(Problem requirements) Every record must appear in your copy exactly as written, with no pictures.

(Rows)
◆ ◆ ◆ ◆ ◆ ◆ ◆

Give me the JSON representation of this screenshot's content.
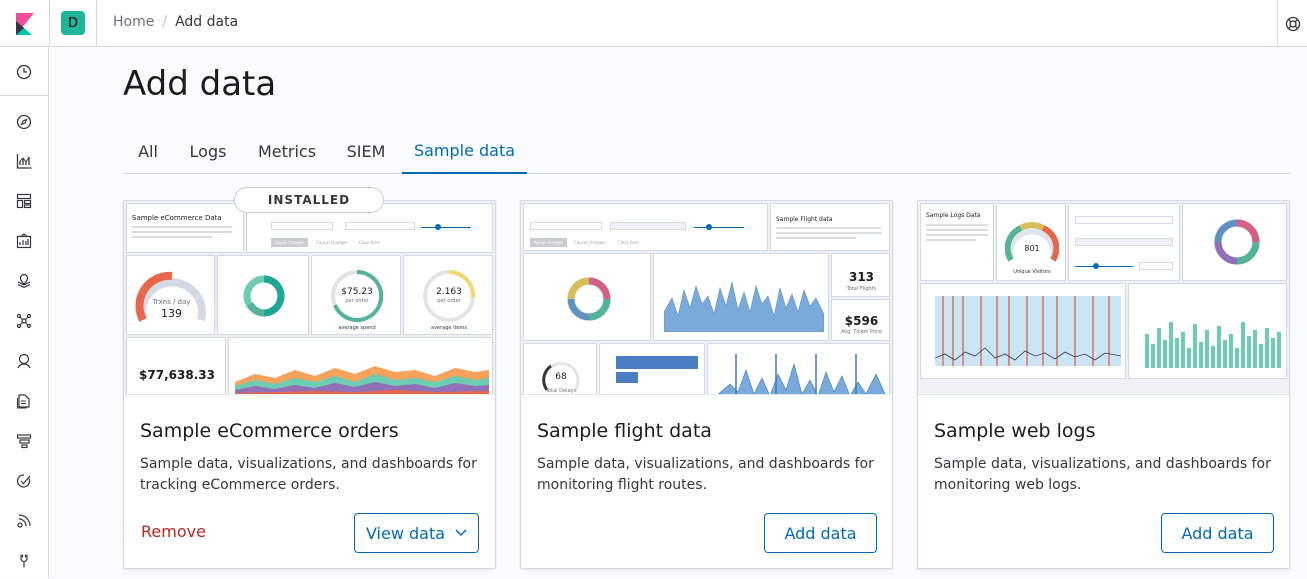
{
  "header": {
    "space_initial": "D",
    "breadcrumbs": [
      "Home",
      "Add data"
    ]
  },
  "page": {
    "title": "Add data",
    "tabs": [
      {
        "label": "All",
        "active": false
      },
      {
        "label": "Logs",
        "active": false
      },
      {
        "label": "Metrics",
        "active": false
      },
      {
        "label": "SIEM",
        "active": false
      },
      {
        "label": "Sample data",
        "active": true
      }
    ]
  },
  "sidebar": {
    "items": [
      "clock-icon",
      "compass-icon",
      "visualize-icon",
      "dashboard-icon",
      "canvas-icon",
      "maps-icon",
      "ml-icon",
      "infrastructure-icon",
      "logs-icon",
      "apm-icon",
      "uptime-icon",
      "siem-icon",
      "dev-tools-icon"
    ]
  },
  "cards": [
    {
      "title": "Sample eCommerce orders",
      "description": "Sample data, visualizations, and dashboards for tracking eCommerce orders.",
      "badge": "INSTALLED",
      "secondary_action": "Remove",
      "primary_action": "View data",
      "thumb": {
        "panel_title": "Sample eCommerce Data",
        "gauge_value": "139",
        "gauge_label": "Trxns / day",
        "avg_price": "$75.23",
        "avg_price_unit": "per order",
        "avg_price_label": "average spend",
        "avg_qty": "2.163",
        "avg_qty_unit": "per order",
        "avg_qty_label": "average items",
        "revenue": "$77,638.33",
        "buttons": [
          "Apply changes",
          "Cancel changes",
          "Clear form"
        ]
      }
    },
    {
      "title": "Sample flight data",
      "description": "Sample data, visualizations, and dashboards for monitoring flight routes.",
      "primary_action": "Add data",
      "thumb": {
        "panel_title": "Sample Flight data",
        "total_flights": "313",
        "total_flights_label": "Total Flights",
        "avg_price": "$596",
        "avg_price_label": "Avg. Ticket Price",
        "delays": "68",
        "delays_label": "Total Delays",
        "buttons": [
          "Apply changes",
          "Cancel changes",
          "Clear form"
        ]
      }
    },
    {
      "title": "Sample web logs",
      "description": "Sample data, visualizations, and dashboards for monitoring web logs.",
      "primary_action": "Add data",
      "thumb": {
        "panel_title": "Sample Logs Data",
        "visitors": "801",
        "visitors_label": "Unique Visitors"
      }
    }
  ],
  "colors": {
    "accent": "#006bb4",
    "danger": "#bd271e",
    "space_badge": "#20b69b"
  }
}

◆ ◆ ◆ ◆ ◆ ◆ ◆

(Task answer)
Give me the JSON representation of this screenshot's content.
{
  "header": {
    "space_initial": "D",
    "breadcrumbs": [
      "Home",
      "Add data"
    ]
  },
  "page": {
    "title": "Add data",
    "tabs": [
      {
        "label": "All",
        "active": false
      },
      {
        "label": "Logs",
        "active": false
      },
      {
        "label": "Metrics",
        "active": false
      },
      {
        "label": "SIEM",
        "active": false
      },
      {
        "label": "Sample data",
        "active": true
      }
    ]
  },
  "sidebar": {
    "items": [
      "clock-icon",
      "compass-icon",
      "visualize-icon",
      "dashboard-icon",
      "canvas-icon",
      "maps-icon",
      "ml-icon",
      "infrastructure-icon",
      "logs-icon",
      "apm-icon",
      "uptime-icon",
      "siem-icon",
      "dev-tools-icon"
    ]
  },
  "cards": [
    {
      "title": "Sample eCommerce orders",
      "description": "Sample data, visualizations, and dashboards for tracking eCommerce orders.",
      "badge": "INSTALLED",
      "secondary_action": "Remove",
      "primary_action": "View data",
      "thumb": {
        "panel_title": "Sample eCommerce Data",
        "gauge_value": "139",
        "gauge_label": "Trxns / day",
        "avg_price": "$75.23",
        "avg_price_unit": "per order",
        "avg_price_label": "average spend",
        "avg_qty": "2.163",
        "avg_qty_unit": "per order",
        "avg_qty_label": "average items",
        "revenue": "$77,638.33",
        "buttons": [
          "Apply changes",
          "Cancel changes",
          "Clear form"
        ]
      }
    },
    {
      "title": "Sample flight data",
      "description": "Sample data, visualizations, and dashboards for monitoring flight routes.",
      "primary_action": "Add data",
      "thumb": {
        "panel_title": "Sample Flight data",
        "total_flights": "313",
        "total_flights_label": "Total Flights",
        "avg_price": "$596",
        "avg_price_label": "Avg. Ticket Price",
        "delays": "68",
        "delays_label": "Total Delays",
        "buttons": [
          "Apply changes",
          "Cancel changes",
          "Clear form"
        ]
      }
    },
    {
      "title": "Sample web logs",
      "description": "Sample data, visualizations, and dashboards for monitoring web logs.",
      "primary_action": "Add data",
      "thumb": {
        "panel_title": "Sample Logs Data",
        "visitors": "801",
        "visitors_label": "Unique Visitors"
      }
    }
  ],
  "colors": {
    "accent": "#006bb4",
    "danger": "#bd271e",
    "space_badge": "#20b69b"
  }
}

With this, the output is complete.